*REQUIREMENT 1*:
Name every writer the craft essay mentions by name.
*REQUIREMENT 2*:
Rewrite the craft essay starting with "For writers, this" and going on through "experience of living?", changing "superfluous" to "unnecessary".
*REQUIREMENT 3*:
Answer these from the craft essay:
(a) What number in the Craft Capsules series is this piece?
(b) Which publication praised Brandon Taylor's newsletter?
(c) According to Zadie Smith, novels and short stories give readers access to what, in ways movies and TV cannot?

In our Craft Capsules series, authors reveal the personal and particular ways they approach the art of writing. This is no. 151.
My first lesson in a fiction workshop was that a story can be defined as “a sequence of scenes that defines a conflict.” But what about those parts of a story that are definitively not scenic? Ever since that lesson, I’ve wondered about this. Zadie Smith has argued that fiction writers must justify why their stories need words at all, and that often the best answer is that novels and short stories give readers access to characters’ heads in ways movies and TV cannot. Indeed, many of my favorite parts of stories are ones where I learn about the consciousness of a protagonist, their inner emotional states. I’m thinking in classic terms, for example, about the delicious psychology of Jane Austen’s protagonists, or the compelling morass of guilt and madness to be found in Dostoevsky. But I’m also thinking about more contemporary mind trips like André Aciman’s Call Me By Your Name or the memories and interior states of the female protagonists in Kali Fajardo-Anstine’s Sabrina & Corina.
For writers, this involves having characters either remember things (i.e. giving backstory) or process thoughts (i.e. revealing interiority). But how to do these things well? In the hands of an amateur storyteller, there is nothing more certain to turn off a reader than to digress into an expository paragraph that feels superfluous, or to insert a character’s thoughts at what seems like an artificial moment. But how to discern when witnessing a character’s way of thinking might be precisely what the reader wants? How to tell when backstory or exposition is superfluous, versus when it might become the very passage that unlocks something essential for a reader’s understanding of a character’s experience of living?
Brandon Taylor addresses this in his newsletter, which is so good it’s been praised by the Paris Review: “When taking on backstory, it’s not just When I was little, I got my leg broken,” he writes. “Backstory should flow from the needs of the character and the story and the moment, and it should, or can at least, operate as a modulating force upon the story. Don’t just fill in the gaps in the narrative. Consider the emotional dimension of your characters’ history. And how…the revelation of the past...shape[s]...what a character is feeling or doing in the present.”

[Element box annotations]
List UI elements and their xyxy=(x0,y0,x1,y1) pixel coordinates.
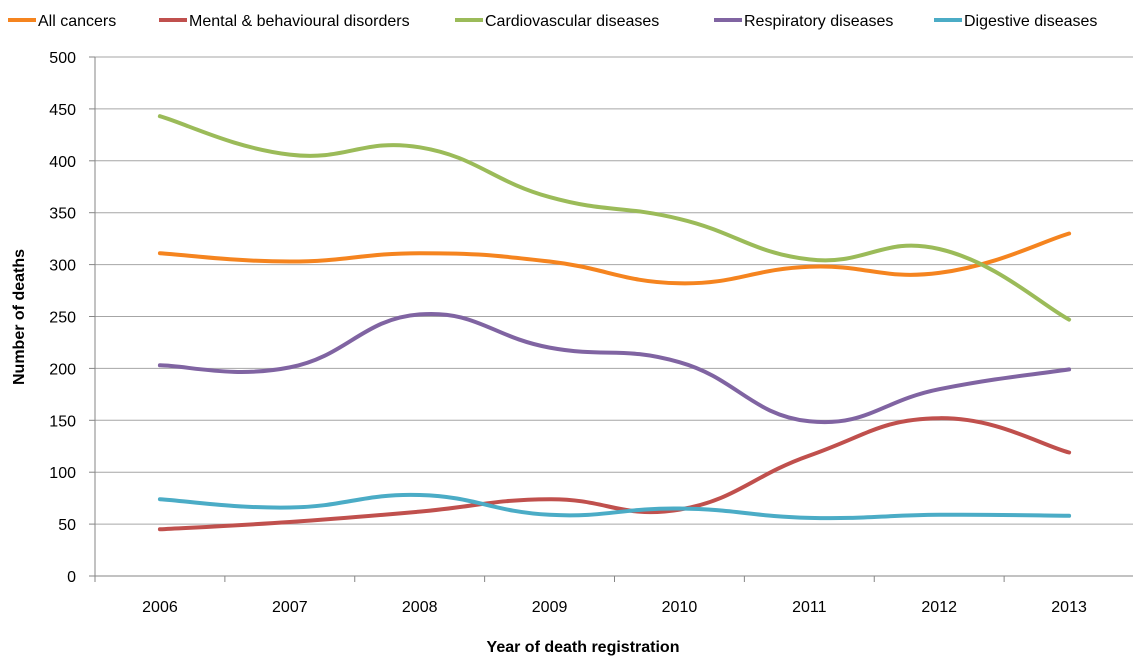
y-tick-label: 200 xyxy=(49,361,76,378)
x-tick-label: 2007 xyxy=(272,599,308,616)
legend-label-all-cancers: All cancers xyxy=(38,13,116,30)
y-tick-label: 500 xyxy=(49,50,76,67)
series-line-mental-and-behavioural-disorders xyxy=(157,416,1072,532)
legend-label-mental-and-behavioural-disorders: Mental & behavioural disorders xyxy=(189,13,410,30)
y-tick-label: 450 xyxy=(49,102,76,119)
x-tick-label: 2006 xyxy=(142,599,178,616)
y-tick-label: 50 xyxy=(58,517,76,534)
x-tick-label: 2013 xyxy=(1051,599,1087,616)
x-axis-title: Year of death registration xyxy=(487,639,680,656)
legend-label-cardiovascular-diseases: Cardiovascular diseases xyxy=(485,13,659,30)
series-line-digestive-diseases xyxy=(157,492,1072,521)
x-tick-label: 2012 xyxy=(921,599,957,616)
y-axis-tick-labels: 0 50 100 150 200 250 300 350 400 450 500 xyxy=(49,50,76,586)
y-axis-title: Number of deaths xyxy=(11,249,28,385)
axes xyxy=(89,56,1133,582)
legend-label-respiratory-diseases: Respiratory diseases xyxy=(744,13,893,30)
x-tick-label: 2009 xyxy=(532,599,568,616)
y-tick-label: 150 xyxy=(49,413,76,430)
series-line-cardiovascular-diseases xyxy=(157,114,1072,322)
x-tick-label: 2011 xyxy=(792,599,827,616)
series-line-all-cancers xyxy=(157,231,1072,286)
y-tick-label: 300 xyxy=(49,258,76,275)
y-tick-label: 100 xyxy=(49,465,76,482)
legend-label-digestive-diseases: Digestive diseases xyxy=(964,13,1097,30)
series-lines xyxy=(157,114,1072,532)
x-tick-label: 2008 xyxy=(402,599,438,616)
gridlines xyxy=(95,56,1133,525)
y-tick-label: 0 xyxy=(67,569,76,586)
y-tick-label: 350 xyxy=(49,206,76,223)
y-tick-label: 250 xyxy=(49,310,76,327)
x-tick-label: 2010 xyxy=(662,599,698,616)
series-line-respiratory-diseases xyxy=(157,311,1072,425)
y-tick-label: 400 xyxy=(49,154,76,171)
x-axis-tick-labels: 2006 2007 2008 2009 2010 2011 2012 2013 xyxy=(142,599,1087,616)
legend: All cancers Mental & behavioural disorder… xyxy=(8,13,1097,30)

*ANSWER 1*:
Zadie Smith, Jane Austen, Dostoevsky, André Aciman, Kali Fajardo-Anstine, Brandon Taylor

*ANSWER 2*:
For writers, this involves having characters either remember things (i.e. giving backstory) or process thoughts (i.e. revealing interiority). But how to do these things well? In the hands of an amateur storyteller, there is nothing more certain to turn off a reader than to digress into an expository paragraph that feels unnecessary, or to insert a character’s thoughts at what seems like an artificial moment. But how to discern when witnessing a character’s way of thinking might be precisely what the reader wants? How to tell when backstory or exposition is unnecessary, versus when it might become the very passage that unlocks something essential for a reader’s understanding of a character’s experience of living?

*ANSWER 3*:
(a) No. 151
(b) The Paris Review
(c) Characters' heads